Stored data entries
>> Start

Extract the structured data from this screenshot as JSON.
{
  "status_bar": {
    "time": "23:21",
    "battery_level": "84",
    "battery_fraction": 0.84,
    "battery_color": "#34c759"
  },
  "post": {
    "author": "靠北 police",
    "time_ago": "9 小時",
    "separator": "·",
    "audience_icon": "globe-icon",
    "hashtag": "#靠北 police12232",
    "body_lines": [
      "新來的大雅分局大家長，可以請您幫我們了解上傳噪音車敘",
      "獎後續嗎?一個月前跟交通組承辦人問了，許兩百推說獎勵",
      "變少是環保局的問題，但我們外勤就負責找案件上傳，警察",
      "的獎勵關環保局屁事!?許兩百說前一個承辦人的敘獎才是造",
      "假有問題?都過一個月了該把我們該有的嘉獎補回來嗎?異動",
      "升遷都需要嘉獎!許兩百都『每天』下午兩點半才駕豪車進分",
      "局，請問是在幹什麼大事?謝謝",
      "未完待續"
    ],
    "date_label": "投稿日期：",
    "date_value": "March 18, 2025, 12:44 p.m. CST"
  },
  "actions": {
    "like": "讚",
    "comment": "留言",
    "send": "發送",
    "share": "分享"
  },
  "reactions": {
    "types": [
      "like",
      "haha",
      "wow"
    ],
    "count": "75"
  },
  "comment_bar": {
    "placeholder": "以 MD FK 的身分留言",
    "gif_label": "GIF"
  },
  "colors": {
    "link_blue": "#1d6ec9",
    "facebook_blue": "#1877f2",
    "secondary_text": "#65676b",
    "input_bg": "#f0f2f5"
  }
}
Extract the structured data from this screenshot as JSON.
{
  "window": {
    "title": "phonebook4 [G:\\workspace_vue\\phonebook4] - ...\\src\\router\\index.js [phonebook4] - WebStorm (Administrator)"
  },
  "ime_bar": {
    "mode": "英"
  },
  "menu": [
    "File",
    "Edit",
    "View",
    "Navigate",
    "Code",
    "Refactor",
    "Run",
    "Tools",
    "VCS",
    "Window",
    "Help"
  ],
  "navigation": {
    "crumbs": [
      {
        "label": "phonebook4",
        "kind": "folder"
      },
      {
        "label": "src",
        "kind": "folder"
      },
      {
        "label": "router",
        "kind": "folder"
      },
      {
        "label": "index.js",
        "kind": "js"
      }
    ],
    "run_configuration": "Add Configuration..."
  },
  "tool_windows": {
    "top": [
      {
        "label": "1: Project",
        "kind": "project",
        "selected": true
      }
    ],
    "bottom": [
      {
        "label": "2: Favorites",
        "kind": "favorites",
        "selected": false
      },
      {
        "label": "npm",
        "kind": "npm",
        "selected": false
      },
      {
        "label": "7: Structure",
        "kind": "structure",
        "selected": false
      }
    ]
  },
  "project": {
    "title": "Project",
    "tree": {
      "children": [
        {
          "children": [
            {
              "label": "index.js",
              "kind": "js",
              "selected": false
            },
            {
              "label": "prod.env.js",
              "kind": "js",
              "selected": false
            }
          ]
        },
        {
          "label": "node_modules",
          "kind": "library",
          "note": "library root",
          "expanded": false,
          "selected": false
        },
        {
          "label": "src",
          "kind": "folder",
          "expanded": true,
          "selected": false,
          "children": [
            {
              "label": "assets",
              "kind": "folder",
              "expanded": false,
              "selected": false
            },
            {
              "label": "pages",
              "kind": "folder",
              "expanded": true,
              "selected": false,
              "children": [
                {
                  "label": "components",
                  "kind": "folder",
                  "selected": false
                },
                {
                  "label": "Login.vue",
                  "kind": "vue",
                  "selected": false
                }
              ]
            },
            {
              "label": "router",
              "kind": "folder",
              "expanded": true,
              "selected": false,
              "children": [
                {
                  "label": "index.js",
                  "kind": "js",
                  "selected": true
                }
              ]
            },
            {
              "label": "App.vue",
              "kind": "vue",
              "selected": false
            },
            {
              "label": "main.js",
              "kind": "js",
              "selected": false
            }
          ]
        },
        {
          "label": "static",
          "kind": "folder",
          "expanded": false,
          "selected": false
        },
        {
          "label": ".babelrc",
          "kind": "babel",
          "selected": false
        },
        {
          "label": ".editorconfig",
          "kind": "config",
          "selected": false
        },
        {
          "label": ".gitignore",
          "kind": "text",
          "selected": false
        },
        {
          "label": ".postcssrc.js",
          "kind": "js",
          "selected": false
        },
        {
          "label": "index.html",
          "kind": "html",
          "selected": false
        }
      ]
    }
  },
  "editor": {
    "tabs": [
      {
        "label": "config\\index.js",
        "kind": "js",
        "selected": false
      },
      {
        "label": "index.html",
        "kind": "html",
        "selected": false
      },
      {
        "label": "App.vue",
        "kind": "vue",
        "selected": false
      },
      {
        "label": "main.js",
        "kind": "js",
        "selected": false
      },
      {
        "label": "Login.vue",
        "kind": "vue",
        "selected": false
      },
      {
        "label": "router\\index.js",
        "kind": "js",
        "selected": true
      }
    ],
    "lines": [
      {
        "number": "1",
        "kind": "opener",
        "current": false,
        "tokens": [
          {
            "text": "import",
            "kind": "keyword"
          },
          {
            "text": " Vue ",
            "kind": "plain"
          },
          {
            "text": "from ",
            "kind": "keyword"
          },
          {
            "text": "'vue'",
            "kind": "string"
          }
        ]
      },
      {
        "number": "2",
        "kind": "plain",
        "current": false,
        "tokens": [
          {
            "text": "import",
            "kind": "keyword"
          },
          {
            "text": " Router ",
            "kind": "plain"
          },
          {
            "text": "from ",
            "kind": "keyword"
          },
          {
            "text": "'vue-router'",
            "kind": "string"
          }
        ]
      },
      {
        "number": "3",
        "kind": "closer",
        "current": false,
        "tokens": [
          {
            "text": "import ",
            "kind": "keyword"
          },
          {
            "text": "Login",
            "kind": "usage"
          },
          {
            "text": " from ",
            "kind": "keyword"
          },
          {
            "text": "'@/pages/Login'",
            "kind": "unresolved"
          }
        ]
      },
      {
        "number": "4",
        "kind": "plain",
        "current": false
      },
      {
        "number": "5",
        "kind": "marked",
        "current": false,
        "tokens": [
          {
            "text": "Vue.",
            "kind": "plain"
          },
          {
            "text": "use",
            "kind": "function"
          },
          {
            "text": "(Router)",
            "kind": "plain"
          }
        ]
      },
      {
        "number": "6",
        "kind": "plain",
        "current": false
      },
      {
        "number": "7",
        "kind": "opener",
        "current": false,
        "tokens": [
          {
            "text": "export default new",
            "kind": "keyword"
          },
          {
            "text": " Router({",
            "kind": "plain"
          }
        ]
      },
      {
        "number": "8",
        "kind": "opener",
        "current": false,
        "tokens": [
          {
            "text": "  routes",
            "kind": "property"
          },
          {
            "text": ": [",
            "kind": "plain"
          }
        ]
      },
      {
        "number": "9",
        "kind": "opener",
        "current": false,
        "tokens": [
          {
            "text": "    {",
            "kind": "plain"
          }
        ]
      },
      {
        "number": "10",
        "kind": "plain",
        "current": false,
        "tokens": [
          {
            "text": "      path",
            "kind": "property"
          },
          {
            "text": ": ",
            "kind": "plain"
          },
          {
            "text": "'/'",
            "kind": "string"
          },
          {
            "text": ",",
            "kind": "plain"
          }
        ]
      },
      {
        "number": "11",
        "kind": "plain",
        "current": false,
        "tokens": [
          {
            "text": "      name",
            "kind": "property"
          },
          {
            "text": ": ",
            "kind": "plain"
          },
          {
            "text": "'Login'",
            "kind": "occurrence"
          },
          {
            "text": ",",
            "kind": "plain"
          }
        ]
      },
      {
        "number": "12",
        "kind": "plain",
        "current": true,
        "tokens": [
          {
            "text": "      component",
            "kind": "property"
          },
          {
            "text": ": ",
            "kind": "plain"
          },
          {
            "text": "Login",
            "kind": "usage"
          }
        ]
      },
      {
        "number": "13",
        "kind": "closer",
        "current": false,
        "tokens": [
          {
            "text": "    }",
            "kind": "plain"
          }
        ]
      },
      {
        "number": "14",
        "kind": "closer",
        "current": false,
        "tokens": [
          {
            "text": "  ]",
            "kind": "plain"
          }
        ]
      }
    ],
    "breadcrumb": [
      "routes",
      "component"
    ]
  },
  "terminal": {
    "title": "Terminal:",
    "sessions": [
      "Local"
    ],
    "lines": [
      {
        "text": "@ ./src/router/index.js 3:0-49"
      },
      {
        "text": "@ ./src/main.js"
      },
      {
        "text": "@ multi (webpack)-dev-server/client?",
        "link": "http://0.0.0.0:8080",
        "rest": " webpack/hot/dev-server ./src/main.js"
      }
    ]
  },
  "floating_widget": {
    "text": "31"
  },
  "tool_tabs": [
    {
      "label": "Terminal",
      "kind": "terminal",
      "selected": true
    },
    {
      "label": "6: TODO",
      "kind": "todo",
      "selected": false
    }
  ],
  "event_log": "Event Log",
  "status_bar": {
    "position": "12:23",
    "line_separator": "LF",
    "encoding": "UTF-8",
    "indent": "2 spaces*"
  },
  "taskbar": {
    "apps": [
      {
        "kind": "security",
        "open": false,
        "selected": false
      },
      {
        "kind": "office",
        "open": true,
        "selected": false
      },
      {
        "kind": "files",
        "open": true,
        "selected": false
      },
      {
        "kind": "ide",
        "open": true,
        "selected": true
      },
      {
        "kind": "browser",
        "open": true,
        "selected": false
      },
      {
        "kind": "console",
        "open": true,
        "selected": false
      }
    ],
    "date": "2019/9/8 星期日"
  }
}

>> End

--- The task ---
Out of the records, collect only those lines that contain the string "Login".

--- Response to the task ---
                  "label": "Login.vue",
        "label": "Login.vue",
            "text": "Login",
            "text": "'@/pages/Login'",
            "text": "'Login'",
            "text": "Login",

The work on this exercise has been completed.